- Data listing

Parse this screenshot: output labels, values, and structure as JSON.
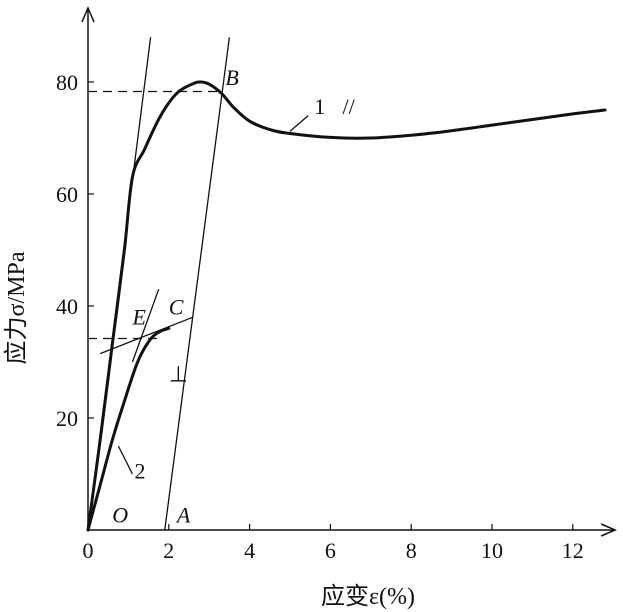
{
  "chart_data": {
    "type": "line",
    "title": "",
    "xlabel": "应变ε(%)",
    "ylabel": "应力σ/MPa",
    "xlim": [
      0,
      12.8
    ],
    "ylim": [
      0,
      88
    ],
    "x_ticks": [
      0,
      2,
      4,
      6,
      8,
      10,
      12
    ],
    "y_ticks": [
      20,
      40,
      60,
      80
    ],
    "x_tick_labels": [
      "0",
      "2",
      "4",
      "6",
      "8",
      "10",
      "12"
    ],
    "y_tick_labels": [
      "20",
      "40",
      "60",
      "80"
    ],
    "grid": false,
    "series": [
      {
        "name": "1",
        "x": [
          0,
          0.3,
          0.6,
          0.9,
          1.1,
          1.4,
          1.8,
          2.2,
          2.6,
          2.8,
          3.0,
          3.3,
          3.6,
          4.0,
          4.5,
          5.0,
          6.0,
          7.0,
          8.0,
          9.0,
          10.0,
          11.0,
          12.0,
          12.8
        ],
        "y": [
          0,
          16,
          33,
          50,
          63,
          68,
          74,
          78,
          79.7,
          80,
          79.6,
          78,
          75.5,
          73,
          71.5,
          70.8,
          70.1,
          70,
          70.5,
          71.3,
          72.3,
          73.3,
          74.3,
          75
        ]
      },
      {
        "name": "2",
        "x": [
          0,
          0.3,
          0.6,
          0.9,
          1.2,
          1.4,
          1.6,
          1.8,
          2.0
        ],
        "y": [
          0,
          8,
          16,
          23,
          29.5,
          32.5,
          34.5,
          35.5,
          36
        ]
      }
    ],
    "construction_lines": [
      {
        "x": [
          0,
          1.55
        ],
        "y": [
          0,
          88
        ]
      },
      {
        "x": [
          1.9,
          3.5
        ],
        "y": [
          0,
          88
        ]
      },
      {
        "x": [
          0.3,
          2.6
        ],
        "y": [
          31.5,
          38
        ]
      },
      {
        "x": [
          1.1,
          1.75
        ],
        "y": [
          30,
          43
        ]
      }
    ],
    "reference_lines": [
      {
        "x": [
          0,
          3.3
        ],
        "y": [
          78.3,
          78.3
        ]
      },
      {
        "x": [
          0,
          1.8
        ],
        "y": [
          34.2,
          34.2
        ]
      }
    ],
    "annotations": [
      {
        "text": "B",
        "x": 3.4,
        "y": 79.5
      },
      {
        "text": "1",
        "x": 5.6,
        "y": 74.3
      },
      {
        "text": "//",
        "x": 6.3,
        "y": 74.3
      },
      {
        "text": "C",
        "x": 2.0,
        "y": 38.5
      },
      {
        "text": "E",
        "x": 1.1,
        "y": 36.7
      },
      {
        "text": "⊥",
        "x": 2.0,
        "y": 26.5
      },
      {
        "text": "2",
        "x": 1.15,
        "y": 9.2
      },
      {
        "text": "O",
        "x": 0.6,
        "y": 1.3
      },
      {
        "text": "A",
        "x": 2.2,
        "y": 1.3
      }
    ]
  }
}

- Short exercise
All the material shown above is to be copied exactly, with no pictures carried over.

- Result of the exercise
Parse this screenshot: output labels, values, and structure as JSON.
{
  "chart_data": {
    "type": "line",
    "title": "",
    "xlabel": "应变ε(%)",
    "ylabel": "应力σ/MPa",
    "xlim": [
      0,
      12.8
    ],
    "ylim": [
      0,
      88
    ],
    "x_ticks": [
      0,
      2,
      4,
      6,
      8,
      10,
      12
    ],
    "y_ticks": [
      20,
      40,
      60,
      80
    ],
    "x_tick_labels": [
      "0",
      "2",
      "4",
      "6",
      "8",
      "10",
      "12"
    ],
    "y_tick_labels": [
      "20",
      "40",
      "60",
      "80"
    ],
    "grid": false,
    "series": [
      {
        "name": "1",
        "x": [
          0,
          0.3,
          0.6,
          0.9,
          1.1,
          1.4,
          1.8,
          2.2,
          2.6,
          2.8,
          3.0,
          3.3,
          3.6,
          4.0,
          4.5,
          5.0,
          6.0,
          7.0,
          8.0,
          9.0,
          10.0,
          11.0,
          12.0,
          12.8
        ],
        "y": [
          0,
          16,
          33,
          50,
          63,
          68,
          74,
          78,
          79.7,
          80,
          79.6,
          78,
          75.5,
          73,
          71.5,
          70.8,
          70.1,
          70,
          70.5,
          71.3,
          72.3,
          73.3,
          74.3,
          75
        ]
      },
      {
        "name": "2",
        "x": [
          0,
          0.3,
          0.6,
          0.9,
          1.2,
          1.4,
          1.6,
          1.8,
          2.0
        ],
        "y": [
          0,
          8,
          16,
          23,
          29.5,
          32.5,
          34.5,
          35.5,
          36
        ]
      }
    ],
    "construction_lines": [
      {
        "x": [
          0,
          1.55
        ],
        "y": [
          0,
          88
        ]
      },
      {
        "x": [
          1.9,
          3.5
        ],
        "y": [
          0,
          88
        ]
      },
      {
        "x": [
          0.3,
          2.6
        ],
        "y": [
          31.5,
          38
        ]
      },
      {
        "x": [
          1.1,
          1.75
        ],
        "y": [
          30,
          43
        ]
      }
    ],
    "reference_lines": [
      {
        "x": [
          0,
          3.3
        ],
        "y": [
          78.3,
          78.3
        ]
      },
      {
        "x": [
          0,
          1.8
        ],
        "y": [
          34.2,
          34.2
        ]
      }
    ],
    "annotations": [
      {
        "text": "B",
        "x": 3.4,
        "y": 79.5
      },
      {
        "text": "1",
        "x": 5.6,
        "y": 74.3
      },
      {
        "text": "//",
        "x": 6.3,
        "y": 74.3
      },
      {
        "text": "C",
        "x": 2.0,
        "y": 38.5
      },
      {
        "text": "E",
        "x": 1.1,
        "y": 36.7
      },
      {
        "text": "⊥",
        "x": 2.0,
        "y": 26.5
      },
      {
        "text": "2",
        "x": 1.15,
        "y": 9.2
      },
      {
        "text": "O",
        "x": 0.6,
        "y": 1.3
      },
      {
        "text": "A",
        "x": 2.2,
        "y": 1.3
      }
    ]
  }
}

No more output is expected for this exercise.